Work required: Pick out all lines in the listing holding the string "налоговой" and copy them.
Start Supplied information
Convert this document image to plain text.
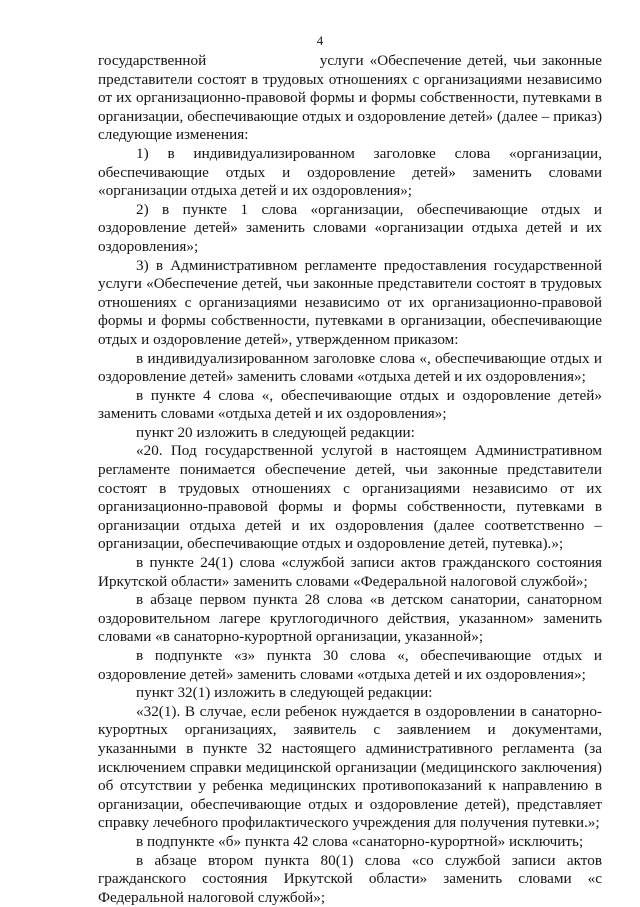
4

государственной                   услуги «Обеспечение детей, чьи законные представители состоят в трудовых отношениях с организациями независимо от их организационно-правовой формы и формы собственности, путевками в организации, обеспечивающие отдых и оздоровление детей» (далее – приказ) следующие изменения:

1) в индивидуализированном заголовке слова «организации, обеспечивающие отдых и оздоровление детей» заменить словами «организации отдыха детей и их оздоровления»;

2) в пункте 1 слова «организации, обеспечивающие отдых и оздоровление детей» заменить словами «организации отдыха детей и их оздоровления»;

3) в Административном регламенте предоставления государственной услуги «Обеспечение детей, чьи законные представители состоят в трудовых отношениях с организациями независимо от их организационно-правовой формы и формы собственности, путевками в организации, обеспечивающие отдых и оздоровление детей», утвержденном приказом:

в индивидуализированном заголовке слова «, обеспечивающие отдых и оздоровление детей» заменить словами «отдыха детей и их оздоровления»;

в пункте 4 слова «, обеспечивающие отдых и оздоровление детей» заменить словами «отдыха детей и их оздоровления»;

пункт 20 изложить в следующей редакции:

«20. Под государственной услугой в настоящем Административном регламенте понимается обеспечение детей, чьи законные представители состоят в трудовых отношениях с организациями независимо от их организационно-правовой формы и формы собственности, путевками в организации отдыха детей и их оздоровления (далее соответственно – организации, обеспечивающие отдых и оздоровление детей, путевка).»;

в пункте 24(1) слова «службой записи актов гражданского состояния Иркутской области» заменить словами «Федеральной налоговой службой»;

в абзаце первом пункта 28 слова «в детском санатории, санаторном оздоровительном лагере круглогодичного действия, указанном» заменить словами «в санаторно-курортной организации, указанной»;

в подпункте «з» пункта 30 слова «, обеспечивающие отдых и оздоровление детей» заменить словами «отдыха детей и их оздоровления»;

пункт 32(1) изложить в следующей редакции:

«32(1). В случае, если ребенок нуждается в оздоровлении в санаторно-курортных организациях, заявитель с заявлением и документами, указанными в пункте 32 настоящего административного регламента (за исключением справки медицинской организации (медицинского заключения) об отсутствии у ребенка медицинских противопоказаний к направлению в организации, обеспечивающие отдых и оздоровление детей), представляет справку лечебного профилактического учреждения для получения путевки.»;

в подпункте «б» пункта 42 слова «санаторно-курортной» исключить;

в абзаце втором пункта 80(1) слова «со службой записи актов гражданского состояния Иркутской области» заменить словами «с Федеральной налоговой службой»;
End Supplied information
Complete response:
в пункте 24(1) слова «службой записи актов гражданского состояния Иркутской области» заменить словами «Федеральной налоговой службой»;
в абзаце втором пункта 80(1) слова «со службой записи актов гражданского состояния Иркутской области» заменить словами «с Федеральной налоговой службой»;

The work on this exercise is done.